-- start Supplied data --

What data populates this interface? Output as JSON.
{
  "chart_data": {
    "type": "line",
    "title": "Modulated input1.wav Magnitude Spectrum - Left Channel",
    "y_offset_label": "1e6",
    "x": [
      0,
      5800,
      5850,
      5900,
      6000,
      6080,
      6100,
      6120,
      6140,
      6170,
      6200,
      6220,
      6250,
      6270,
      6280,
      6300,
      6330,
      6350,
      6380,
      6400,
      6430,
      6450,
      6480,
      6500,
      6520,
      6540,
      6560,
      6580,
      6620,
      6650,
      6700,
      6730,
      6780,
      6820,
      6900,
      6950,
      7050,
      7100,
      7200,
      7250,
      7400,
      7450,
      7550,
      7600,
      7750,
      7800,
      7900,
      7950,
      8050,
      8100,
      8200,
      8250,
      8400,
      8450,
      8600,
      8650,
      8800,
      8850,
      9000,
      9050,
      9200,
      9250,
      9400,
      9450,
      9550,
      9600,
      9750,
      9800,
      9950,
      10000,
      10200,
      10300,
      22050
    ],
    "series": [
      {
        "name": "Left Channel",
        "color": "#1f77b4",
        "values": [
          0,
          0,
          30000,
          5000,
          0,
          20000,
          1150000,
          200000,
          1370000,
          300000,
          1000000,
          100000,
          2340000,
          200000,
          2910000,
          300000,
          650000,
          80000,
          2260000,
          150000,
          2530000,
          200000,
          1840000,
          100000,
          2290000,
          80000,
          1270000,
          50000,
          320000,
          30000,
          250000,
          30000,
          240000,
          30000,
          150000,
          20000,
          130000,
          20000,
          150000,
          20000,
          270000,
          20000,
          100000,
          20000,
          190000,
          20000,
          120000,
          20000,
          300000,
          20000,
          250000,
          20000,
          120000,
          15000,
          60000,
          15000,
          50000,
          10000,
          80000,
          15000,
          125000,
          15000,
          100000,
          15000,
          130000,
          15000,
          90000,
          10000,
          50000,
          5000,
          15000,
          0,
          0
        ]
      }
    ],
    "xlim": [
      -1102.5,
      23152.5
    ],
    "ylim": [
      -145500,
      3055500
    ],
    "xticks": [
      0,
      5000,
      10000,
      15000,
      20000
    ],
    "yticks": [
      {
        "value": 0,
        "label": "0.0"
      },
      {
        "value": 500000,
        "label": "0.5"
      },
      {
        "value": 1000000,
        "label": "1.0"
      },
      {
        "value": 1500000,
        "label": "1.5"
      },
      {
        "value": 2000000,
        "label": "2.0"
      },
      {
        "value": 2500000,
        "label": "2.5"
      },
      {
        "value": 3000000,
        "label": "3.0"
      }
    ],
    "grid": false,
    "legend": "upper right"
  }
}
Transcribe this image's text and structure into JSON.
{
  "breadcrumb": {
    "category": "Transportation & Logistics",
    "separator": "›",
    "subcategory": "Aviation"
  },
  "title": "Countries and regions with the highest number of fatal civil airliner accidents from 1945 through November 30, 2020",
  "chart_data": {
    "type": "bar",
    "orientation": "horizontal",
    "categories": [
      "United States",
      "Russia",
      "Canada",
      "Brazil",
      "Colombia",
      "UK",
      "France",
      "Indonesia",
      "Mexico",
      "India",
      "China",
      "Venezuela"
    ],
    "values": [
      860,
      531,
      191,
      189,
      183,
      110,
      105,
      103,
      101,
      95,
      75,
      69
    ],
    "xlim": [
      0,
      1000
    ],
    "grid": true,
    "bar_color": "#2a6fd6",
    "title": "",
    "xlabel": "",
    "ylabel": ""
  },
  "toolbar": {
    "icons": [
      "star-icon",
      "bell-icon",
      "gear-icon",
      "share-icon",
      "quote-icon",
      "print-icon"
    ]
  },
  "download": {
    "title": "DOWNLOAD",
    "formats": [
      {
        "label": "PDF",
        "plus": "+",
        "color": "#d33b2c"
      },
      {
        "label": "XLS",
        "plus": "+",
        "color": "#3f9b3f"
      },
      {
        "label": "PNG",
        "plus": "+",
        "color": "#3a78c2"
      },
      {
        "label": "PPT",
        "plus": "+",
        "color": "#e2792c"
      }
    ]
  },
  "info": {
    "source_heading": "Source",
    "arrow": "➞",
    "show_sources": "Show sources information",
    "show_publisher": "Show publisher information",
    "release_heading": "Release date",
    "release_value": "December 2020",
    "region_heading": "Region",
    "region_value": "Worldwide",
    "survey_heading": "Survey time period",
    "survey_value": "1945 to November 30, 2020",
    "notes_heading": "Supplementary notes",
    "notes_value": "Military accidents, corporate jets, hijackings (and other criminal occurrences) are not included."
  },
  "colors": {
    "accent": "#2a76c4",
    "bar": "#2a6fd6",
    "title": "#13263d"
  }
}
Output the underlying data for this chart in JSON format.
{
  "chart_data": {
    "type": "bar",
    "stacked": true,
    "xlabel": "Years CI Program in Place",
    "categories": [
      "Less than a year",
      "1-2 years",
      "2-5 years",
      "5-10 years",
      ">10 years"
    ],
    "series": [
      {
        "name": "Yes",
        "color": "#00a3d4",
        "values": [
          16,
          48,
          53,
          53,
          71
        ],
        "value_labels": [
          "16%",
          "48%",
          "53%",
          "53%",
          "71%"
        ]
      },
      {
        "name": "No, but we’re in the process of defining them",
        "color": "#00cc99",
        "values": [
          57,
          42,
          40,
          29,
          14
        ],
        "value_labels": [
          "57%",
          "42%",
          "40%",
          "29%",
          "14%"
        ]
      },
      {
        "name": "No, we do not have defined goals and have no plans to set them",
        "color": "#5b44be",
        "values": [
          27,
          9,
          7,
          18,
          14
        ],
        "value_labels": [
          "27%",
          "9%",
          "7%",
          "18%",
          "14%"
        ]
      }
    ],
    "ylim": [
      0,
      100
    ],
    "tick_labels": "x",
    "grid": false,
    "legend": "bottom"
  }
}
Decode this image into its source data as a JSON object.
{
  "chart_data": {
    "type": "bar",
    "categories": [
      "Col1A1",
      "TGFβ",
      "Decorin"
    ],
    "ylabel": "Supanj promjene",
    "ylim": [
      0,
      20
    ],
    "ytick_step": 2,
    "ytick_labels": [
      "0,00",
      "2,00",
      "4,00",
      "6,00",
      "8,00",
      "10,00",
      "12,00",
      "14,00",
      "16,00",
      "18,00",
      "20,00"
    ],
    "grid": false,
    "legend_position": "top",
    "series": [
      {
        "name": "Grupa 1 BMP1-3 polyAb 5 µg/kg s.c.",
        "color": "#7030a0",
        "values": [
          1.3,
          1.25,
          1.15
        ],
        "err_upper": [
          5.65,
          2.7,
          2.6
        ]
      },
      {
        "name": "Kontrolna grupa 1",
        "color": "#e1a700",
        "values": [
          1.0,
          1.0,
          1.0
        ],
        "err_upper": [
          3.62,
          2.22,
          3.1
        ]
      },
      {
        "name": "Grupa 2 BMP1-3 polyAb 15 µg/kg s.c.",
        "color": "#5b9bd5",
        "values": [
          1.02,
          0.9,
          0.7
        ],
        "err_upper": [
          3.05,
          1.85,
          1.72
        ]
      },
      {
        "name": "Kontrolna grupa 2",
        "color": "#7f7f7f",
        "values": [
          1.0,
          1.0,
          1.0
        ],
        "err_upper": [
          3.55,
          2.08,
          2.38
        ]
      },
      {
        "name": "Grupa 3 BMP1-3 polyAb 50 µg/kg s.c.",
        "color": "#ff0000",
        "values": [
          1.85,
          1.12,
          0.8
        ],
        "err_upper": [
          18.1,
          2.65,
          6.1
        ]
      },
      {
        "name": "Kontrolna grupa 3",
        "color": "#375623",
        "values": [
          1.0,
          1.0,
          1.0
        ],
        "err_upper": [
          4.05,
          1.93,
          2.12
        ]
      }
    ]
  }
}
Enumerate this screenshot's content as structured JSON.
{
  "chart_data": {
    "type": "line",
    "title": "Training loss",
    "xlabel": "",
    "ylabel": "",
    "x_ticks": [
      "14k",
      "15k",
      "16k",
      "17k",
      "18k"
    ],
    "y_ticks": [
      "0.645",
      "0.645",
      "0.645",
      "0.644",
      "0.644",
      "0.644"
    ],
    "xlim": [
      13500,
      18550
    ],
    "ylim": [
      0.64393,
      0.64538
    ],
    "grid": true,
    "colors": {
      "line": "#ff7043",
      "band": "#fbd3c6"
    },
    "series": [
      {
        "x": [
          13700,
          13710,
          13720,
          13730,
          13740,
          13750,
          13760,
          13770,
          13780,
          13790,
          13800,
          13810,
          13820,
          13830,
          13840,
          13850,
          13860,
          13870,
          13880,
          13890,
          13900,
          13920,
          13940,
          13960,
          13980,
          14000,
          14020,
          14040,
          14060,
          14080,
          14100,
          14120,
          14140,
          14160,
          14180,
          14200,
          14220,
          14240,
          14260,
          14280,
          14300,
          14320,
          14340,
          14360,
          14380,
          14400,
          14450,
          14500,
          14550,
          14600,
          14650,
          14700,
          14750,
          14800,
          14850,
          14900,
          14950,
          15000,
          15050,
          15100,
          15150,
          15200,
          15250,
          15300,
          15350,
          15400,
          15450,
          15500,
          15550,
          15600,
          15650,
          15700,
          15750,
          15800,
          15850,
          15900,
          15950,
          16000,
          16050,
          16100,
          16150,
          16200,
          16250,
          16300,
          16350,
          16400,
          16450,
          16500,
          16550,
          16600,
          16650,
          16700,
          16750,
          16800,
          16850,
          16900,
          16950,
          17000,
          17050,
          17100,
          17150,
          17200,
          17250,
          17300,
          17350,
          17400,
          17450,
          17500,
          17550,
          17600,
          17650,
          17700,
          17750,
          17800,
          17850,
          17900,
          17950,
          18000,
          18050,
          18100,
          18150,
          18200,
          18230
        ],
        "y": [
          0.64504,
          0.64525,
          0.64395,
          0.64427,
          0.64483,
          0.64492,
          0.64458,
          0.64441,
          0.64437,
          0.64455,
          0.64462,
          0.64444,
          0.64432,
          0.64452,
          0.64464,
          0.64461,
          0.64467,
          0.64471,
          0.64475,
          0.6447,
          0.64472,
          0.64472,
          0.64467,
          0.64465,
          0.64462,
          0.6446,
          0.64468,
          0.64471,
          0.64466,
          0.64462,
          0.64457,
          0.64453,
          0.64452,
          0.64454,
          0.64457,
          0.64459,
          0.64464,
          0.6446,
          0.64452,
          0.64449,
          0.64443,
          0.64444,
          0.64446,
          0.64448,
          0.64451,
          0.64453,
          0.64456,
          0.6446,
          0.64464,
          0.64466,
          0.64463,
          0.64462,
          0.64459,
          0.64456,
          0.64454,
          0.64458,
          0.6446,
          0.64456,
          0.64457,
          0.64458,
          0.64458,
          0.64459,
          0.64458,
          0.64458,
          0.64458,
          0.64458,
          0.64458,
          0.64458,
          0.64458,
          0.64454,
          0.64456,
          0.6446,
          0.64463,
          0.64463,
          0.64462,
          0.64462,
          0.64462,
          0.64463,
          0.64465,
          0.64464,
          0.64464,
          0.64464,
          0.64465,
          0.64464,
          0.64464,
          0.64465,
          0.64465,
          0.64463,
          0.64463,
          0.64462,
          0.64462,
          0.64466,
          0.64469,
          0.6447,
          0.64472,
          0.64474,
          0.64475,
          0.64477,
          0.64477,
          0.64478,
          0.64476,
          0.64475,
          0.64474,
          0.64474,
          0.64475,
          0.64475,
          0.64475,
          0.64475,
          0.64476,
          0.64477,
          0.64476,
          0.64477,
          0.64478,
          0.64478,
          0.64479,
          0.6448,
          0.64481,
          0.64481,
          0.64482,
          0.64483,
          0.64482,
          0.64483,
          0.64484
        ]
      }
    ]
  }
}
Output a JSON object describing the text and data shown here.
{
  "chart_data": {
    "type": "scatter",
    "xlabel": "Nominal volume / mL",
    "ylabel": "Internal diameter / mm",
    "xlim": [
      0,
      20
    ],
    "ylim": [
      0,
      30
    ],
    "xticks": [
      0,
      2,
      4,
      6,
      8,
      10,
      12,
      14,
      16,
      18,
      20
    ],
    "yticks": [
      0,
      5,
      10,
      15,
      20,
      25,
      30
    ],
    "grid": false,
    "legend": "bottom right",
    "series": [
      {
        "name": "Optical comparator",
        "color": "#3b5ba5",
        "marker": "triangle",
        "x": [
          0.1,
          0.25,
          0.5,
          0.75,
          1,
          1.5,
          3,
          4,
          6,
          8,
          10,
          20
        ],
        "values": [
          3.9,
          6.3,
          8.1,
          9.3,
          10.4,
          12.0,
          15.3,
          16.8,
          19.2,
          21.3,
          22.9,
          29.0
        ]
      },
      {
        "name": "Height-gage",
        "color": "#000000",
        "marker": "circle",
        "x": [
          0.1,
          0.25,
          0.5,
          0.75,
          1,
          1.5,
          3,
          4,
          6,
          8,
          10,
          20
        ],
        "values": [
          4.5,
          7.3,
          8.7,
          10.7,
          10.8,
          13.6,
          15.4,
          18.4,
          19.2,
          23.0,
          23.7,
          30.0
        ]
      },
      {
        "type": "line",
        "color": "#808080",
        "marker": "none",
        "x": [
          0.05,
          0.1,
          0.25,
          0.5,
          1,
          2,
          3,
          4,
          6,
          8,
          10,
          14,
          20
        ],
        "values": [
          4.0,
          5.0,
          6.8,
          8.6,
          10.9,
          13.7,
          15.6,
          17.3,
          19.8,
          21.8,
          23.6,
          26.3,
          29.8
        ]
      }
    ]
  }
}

-- end Supplied data --

__What you need to do__
In the records above, locate each line with the word "text". Copy all such lines.

__Correct output__
Transcribe this image's text and structure into JSON.
Output a JSON object describing the text and data shown here.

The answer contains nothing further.